>> start

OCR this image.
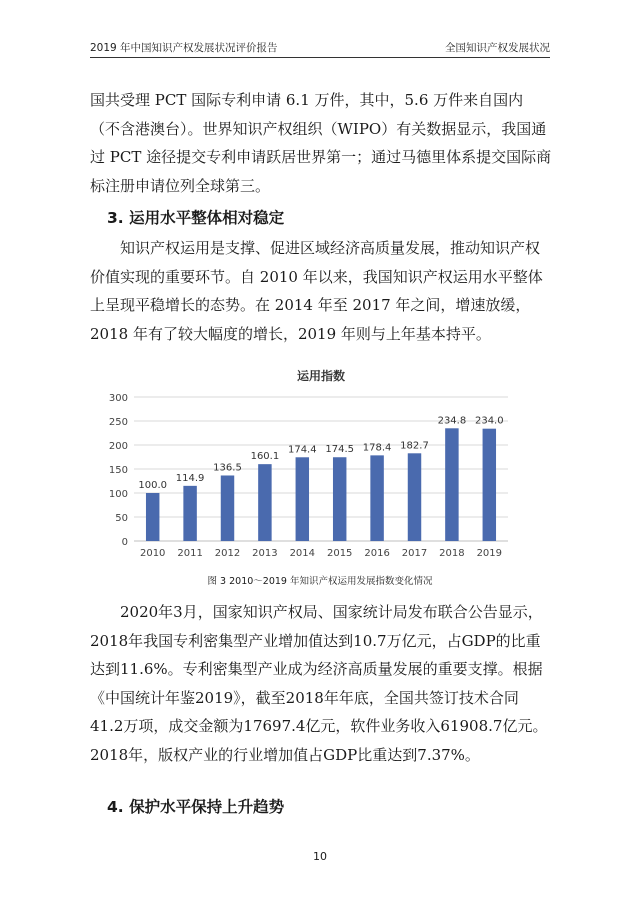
2019 年中国知识产权发展状况评价报告	全国知识产权发展状况

国共受理 PCT 国际专利申请 6.1 万件，其中，5.6 万件来自国内（不含港澳台）。世界知识产权组织（WIPO）有关数据显示，我国通过 PCT 途径提交专利申请跃居世界第一；通过马德里体系提交国际商标注册申请位列全球第三。

3. 运用水平整体相对稳定

知识产权运用是支撑、促进区域经济高质量发展，推动知识产权价值实现的重要环节。自 2010 年以来，我国知识产权运用水平整体上呈现平稳增长的态势。在 2014 年至 2017 年之间，增速放缓，2018 年有了较大幅度的增长，2019 年则与上年基本持平。

运用指数
0
50
100
150
200
250
300
100.0
2010
114.9
2011
136.5
2012
160.1
2013
174.4
2014
174.5
2015
178.4
2016
182.7
2017
234.8
2018
234.0
2019
图 3 2010～2019 年知识产权运用发展指数变化情况

2020年3月，国家知识产权局、国家统计局发布联合公告显示，2018年我国专利密集型产业增加值达到10.7万亿元，占GDP的比重达到11.6%。专利密集型产业成为经济高质量发展的重要支撑。根据《中国统计年鉴2019》，截至2018年年底，全国共签订技术合同41.2万项，成交金额为17697.4亿元，软件业务收入61908.7亿元。2018年，版权产业的行业增加值占GDP比重达到7.37%。

4. 保护水平保持上升趋势
10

>> end

» WHAT THE TASK ASKS
Transcribe the material exactly, and leave out whatever pictures it holds.

» WRITTEN SOLUTION
OCR this image.
2019 年中国知识产权发展状况评价报告	全国知识产权发展状况

国共受理 PCT 国际专利申请 6.1 万件，其中，5.6 万件来自国内（不含港澳台）。世界知识产权组织（WIPO）有关数据显示，我国通过 PCT 途径提交专利申请跃居世界第一；通过马德里体系提交国际商标注册申请位列全球第三。

3. 运用水平整体相对稳定

知识产权运用是支撑、促进区域经济高质量发展，推动知识产权价值实现的重要环节。自 2010 年以来，我国知识产权运用水平整体上呈现平稳增长的态势。在 2014 年至 2017 年之间，增速放缓，2018 年有了较大幅度的增长，2019 年则与上年基本持平。

运用指数
0
50
100
150
200
250
300
100.0
2010
114.9
2011
136.5
2012
160.1
2013
174.4
2014
174.5
2015
178.4
2016
182.7
2017
234.8
2018
234.0
2019
图 3 2010～2019 年知识产权运用发展指数变化情况

2020年3月，国家知识产权局、国家统计局发布联合公告显示，2018年我国专利密集型产业增加值达到10.7万亿元，占GDP的比重达到11.6%。专利密集型产业成为经济高质量发展的重要支撑。根据《中国统计年鉴2019》，截至2018年年底，全国共签订技术合同41.2万项，成交金额为17697.4亿元，软件业务收入61908.7亿元。2018年，版权产业的行业增加值占GDP比重达到7.37%。

4. 保护水平保持上升趋势
10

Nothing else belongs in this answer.